**Goal:**
List each line of the data in which the string "Power" appears.

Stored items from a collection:
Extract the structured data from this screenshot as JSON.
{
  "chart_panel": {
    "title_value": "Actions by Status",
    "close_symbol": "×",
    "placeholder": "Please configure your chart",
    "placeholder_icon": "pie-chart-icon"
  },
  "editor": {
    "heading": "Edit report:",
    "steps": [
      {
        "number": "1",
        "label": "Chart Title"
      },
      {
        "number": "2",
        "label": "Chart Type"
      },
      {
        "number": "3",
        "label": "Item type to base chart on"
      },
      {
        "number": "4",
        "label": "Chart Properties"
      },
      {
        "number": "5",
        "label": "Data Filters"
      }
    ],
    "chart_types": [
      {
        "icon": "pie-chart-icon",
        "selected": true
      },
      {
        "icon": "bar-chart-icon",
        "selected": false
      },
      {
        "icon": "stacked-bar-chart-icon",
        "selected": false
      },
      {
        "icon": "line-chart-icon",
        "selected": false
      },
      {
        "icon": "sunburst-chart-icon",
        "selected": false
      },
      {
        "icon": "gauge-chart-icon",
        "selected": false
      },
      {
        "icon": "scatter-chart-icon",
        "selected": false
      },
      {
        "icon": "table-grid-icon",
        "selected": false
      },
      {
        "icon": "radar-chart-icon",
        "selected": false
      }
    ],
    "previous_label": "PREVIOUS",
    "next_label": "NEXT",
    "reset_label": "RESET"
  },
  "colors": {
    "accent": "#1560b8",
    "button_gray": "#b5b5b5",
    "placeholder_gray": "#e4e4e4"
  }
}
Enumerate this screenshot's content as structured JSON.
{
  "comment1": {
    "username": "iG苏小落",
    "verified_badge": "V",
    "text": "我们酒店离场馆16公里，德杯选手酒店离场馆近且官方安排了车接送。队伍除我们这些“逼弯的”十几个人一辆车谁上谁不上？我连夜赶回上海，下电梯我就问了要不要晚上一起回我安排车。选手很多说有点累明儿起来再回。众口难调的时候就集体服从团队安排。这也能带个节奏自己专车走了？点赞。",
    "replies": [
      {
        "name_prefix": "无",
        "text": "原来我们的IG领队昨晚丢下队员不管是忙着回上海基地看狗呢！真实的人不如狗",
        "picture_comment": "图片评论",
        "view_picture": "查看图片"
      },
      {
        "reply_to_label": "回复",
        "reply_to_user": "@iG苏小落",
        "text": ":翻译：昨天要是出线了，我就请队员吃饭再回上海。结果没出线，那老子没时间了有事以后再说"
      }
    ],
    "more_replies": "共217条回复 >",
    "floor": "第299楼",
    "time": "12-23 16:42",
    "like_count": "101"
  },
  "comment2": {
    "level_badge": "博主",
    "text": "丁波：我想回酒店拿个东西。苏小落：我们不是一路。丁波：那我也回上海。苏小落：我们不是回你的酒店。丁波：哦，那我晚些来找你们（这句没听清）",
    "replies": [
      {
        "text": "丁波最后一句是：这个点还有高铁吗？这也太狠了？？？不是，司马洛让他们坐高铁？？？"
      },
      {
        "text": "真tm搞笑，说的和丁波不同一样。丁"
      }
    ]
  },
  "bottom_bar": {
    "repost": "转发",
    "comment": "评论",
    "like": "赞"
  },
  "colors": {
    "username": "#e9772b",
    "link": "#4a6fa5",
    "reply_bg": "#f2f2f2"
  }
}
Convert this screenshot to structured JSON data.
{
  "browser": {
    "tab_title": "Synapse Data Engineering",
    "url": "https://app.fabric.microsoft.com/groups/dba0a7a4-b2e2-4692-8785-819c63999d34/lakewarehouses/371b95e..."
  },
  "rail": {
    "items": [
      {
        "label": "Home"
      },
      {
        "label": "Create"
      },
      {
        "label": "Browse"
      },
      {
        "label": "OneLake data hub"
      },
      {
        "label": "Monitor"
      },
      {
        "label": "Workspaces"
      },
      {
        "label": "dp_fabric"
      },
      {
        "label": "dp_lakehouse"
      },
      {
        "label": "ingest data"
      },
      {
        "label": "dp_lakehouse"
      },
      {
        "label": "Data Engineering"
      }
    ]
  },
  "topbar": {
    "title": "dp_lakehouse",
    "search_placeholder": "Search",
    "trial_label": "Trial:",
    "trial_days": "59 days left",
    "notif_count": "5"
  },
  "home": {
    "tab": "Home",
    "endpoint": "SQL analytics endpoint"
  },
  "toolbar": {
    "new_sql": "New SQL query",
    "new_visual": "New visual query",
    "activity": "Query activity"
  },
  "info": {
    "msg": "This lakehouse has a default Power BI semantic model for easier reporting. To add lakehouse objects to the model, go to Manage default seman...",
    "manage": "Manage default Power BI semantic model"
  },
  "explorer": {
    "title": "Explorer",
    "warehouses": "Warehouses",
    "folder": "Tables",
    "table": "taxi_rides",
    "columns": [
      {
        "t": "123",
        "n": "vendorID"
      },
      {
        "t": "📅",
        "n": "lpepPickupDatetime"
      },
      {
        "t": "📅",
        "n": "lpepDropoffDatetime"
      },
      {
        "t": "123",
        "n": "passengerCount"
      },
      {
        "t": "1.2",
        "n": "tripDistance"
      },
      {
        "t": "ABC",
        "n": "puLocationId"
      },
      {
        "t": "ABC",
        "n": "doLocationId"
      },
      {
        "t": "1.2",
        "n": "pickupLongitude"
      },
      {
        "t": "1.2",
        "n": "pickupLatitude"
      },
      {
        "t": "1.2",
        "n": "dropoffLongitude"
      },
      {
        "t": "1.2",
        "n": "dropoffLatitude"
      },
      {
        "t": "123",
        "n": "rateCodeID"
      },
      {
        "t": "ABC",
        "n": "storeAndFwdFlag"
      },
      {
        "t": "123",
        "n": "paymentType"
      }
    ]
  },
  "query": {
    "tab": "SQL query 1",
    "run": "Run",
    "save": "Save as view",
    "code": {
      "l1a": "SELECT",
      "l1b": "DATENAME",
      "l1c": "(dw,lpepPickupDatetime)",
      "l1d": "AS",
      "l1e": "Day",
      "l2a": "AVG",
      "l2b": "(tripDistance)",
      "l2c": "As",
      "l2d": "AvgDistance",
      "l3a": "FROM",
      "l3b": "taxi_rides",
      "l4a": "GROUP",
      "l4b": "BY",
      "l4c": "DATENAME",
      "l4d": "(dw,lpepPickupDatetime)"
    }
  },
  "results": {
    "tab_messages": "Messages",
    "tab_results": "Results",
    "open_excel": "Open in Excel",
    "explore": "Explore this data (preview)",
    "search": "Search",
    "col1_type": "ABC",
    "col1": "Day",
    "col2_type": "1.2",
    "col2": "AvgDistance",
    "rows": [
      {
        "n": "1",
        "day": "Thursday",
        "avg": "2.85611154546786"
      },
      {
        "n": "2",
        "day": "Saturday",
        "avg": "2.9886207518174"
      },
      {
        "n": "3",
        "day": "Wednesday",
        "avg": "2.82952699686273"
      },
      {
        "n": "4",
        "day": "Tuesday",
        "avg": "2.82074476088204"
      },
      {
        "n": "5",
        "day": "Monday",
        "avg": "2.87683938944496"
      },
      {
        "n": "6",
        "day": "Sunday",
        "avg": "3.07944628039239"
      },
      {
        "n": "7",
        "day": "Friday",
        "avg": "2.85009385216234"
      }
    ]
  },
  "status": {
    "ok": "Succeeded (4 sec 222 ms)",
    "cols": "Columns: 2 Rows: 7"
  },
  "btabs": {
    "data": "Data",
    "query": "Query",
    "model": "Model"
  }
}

**The answer:**
    "msg": "This lakehouse has a default Power BI semantic model for easier reporting. To add lakehouse objects to the model, go to Manage default seman...",
    "manage": "Manage default Power BI semantic model"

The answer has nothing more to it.